## Aim
Copy the records below word for word, leaving out the pictures.

[Begin Data excerpts]

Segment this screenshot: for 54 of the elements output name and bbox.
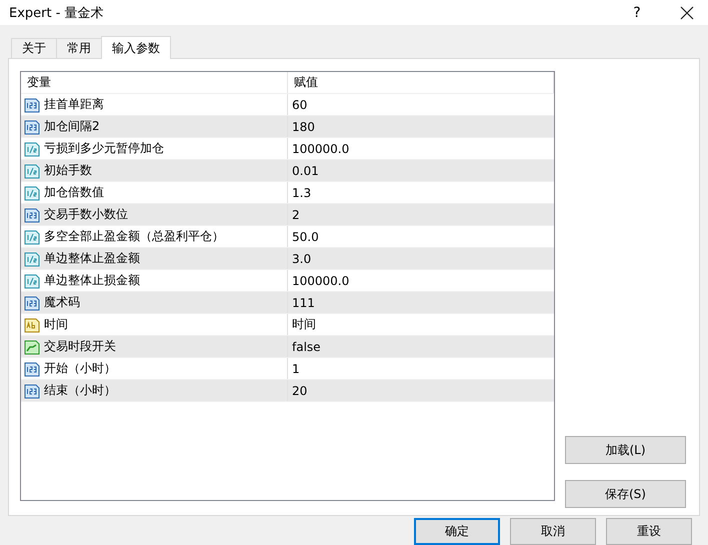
parameter-value[interactable]: 1 [288, 358, 554, 379]
parameter-name: 单边整体止盈金额 [44, 250, 140, 267]
parameter-name: 结束（小时） [44, 382, 116, 399]
parameter-value[interactable]: 2 [288, 204, 554, 225]
dialog-button[interactable]: 重设 [606, 518, 692, 545]
fraction-icon [24, 250, 40, 266]
parameter-name: 魔术码 [44, 294, 80, 311]
parameter-name: 亏损到多少元暂停加仓 [44, 140, 164, 157]
parameter-name: 加仓倍数值 [44, 184, 104, 201]
integer-icon [24, 206, 40, 222]
parameter-value[interactable]: 50.0 [288, 226, 554, 247]
parameter-value[interactable]: 时间 [288, 314, 554, 335]
parameter-value[interactable]: 111 [288, 292, 554, 313]
help-button[interactable]: ? [614, 4, 660, 20]
fraction-icon [24, 162, 40, 178]
text-type-icon [24, 316, 40, 332]
parameter-name: 加仓间隔2 [44, 118, 100, 135]
integer-icon [24, 96, 40, 112]
fraction-icon [24, 184, 40, 200]
parameter-value[interactable]: 3.0 [288, 248, 554, 269]
toggle-icon [24, 338, 40, 354]
column-header: 赋值 [288, 72, 554, 93]
fraction-icon [24, 272, 40, 288]
integer-icon [24, 360, 40, 376]
parameter-name: 单边整体止损金额 [44, 272, 140, 289]
parameter-value[interactable]: 20 [288, 380, 554, 401]
parameter-value[interactable]: 100000.0 [288, 270, 554, 291]
integer-icon [24, 118, 40, 134]
window-title: Expert - 量金术 [9, 4, 105, 22]
parameter-value[interactable]: 1.3 [288, 182, 554, 203]
fraction-icon [24, 140, 40, 156]
parameter-value[interactable]: 180 [288, 116, 554, 137]
parameter-value[interactable]: 60 [288, 94, 554, 115]
integer-icon [24, 294, 40, 310]
parameter-value[interactable]: false [288, 336, 554, 357]
dialog-button[interactable]: 取消 [510, 518, 596, 545]
column-header: 变量 [21, 72, 288, 93]
close-icon[interactable] [680, 6, 694, 20]
integer-icon [24, 382, 40, 398]
parameter-name: 交易时段开关 [44, 338, 116, 355]
parameter-value[interactable]: 0.01 [288, 160, 554, 181]
side-button[interactable]: 加载(L) [565, 436, 686, 464]
dialog-button[interactable]: 确定 [414, 518, 500, 545]
fraction-icon [24, 228, 40, 244]
side-button[interactable]: 保存(S) [565, 480, 686, 508]
tab[interactable]: 关于 [11, 38, 57, 58]
parameter-name: 初始手数 [44, 162, 92, 179]
tab[interactable]: 输入参数 [101, 36, 171, 59]
parameter-name: 挂首单距离 [44, 96, 104, 113]
parameter-name: 多空全部止盈金额（总盈利平仓） [44, 228, 224, 245]
parameter-name: 时间 [44, 316, 68, 333]
parameter-name: 交易手数小数位 [44, 206, 128, 223]
parameter-name: 开始（小时） [44, 360, 116, 377]
parameter-value[interactable]: 100000.0 [288, 138, 554, 159]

[End Data excerpts]

## Written response
Segment this screenshot: for 54 of the elements output name and bbox.
parameter-value[interactable]: 1 [288, 358, 554, 379]
parameter-name: 单边整体止盈金额 [44, 250, 140, 267]
parameter-name: 结束（小时） [44, 382, 116, 399]
parameter-value[interactable]: 2 [288, 204, 554, 225]
dialog-button[interactable]: 重设 [606, 518, 692, 545]
fraction-icon [24, 250, 40, 266]
parameter-name: 魔术码 [44, 294, 80, 311]
parameter-name: 亏损到多少元暂停加仓 [44, 140, 164, 157]
parameter-name: 加仓倍数值 [44, 184, 104, 201]
integer-icon [24, 206, 40, 222]
parameter-value[interactable]: 50.0 [288, 226, 554, 247]
parameter-value[interactable]: 时间 [288, 314, 554, 335]
parameter-value[interactable]: 111 [288, 292, 554, 313]
help-button[interactable]: ? [614, 4, 660, 20]
fraction-icon [24, 162, 40, 178]
text-type-icon [24, 316, 40, 332]
parameter-name: 加仓间隔2 [44, 118, 100, 135]
integer-icon [24, 96, 40, 112]
fraction-icon [24, 184, 40, 200]
parameter-value[interactable]: 3.0 [288, 248, 554, 269]
toggle-icon [24, 338, 40, 354]
column-header: 赋值 [288, 72, 554, 93]
fraction-icon [24, 272, 40, 288]
integer-icon [24, 360, 40, 376]
parameter-name: 单边整体止损金额 [44, 272, 140, 289]
parameter-value[interactable]: 20 [288, 380, 554, 401]
parameter-value[interactable]: 100000.0 [288, 270, 554, 291]
integer-icon [24, 118, 40, 134]
window-title: Expert - 量金术 [9, 4, 105, 22]
parameter-value[interactable]: 1.3 [288, 182, 554, 203]
fraction-icon [24, 140, 40, 156]
parameter-value[interactable]: 180 [288, 116, 554, 137]
parameter-value[interactable]: 60 [288, 94, 554, 115]
integer-icon [24, 294, 40, 310]
parameter-value[interactable]: false [288, 336, 554, 357]
dialog-button[interactable]: 取消 [510, 518, 596, 545]
column-header: 变量 [21, 72, 288, 93]
close-icon[interactable] [680, 6, 694, 20]
integer-icon [24, 382, 40, 398]
parameter-name: 交易时段开关 [44, 338, 116, 355]
parameter-value[interactable]: 0.01 [288, 160, 554, 181]
side-button[interactable]: 加载(L) [565, 436, 686, 464]
dialog-button[interactable]: 确定 [414, 518, 500, 545]
fraction-icon [24, 228, 40, 244]
side-button[interactable]: 保存(S) [565, 480, 686, 508]
tab[interactable]: 关于 [11, 38, 57, 58]
parameter-name: 初始手数 [44, 162, 92, 179]
tab[interactable]: 输入参数 [101, 36, 171, 59]
parameter-name: 挂首单距离 [44, 96, 104, 113]
parameter-name: 多空全部止盈金额（总盈利平仓） [44, 228, 224, 245]
parameter-name: 时间 [44, 316, 68, 333]
parameter-name: 交易手数小数位 [44, 206, 128, 223]
parameter-name: 开始（小时） [44, 360, 116, 377]
parameter-value[interactable]: 100000.0 [288, 138, 554, 159]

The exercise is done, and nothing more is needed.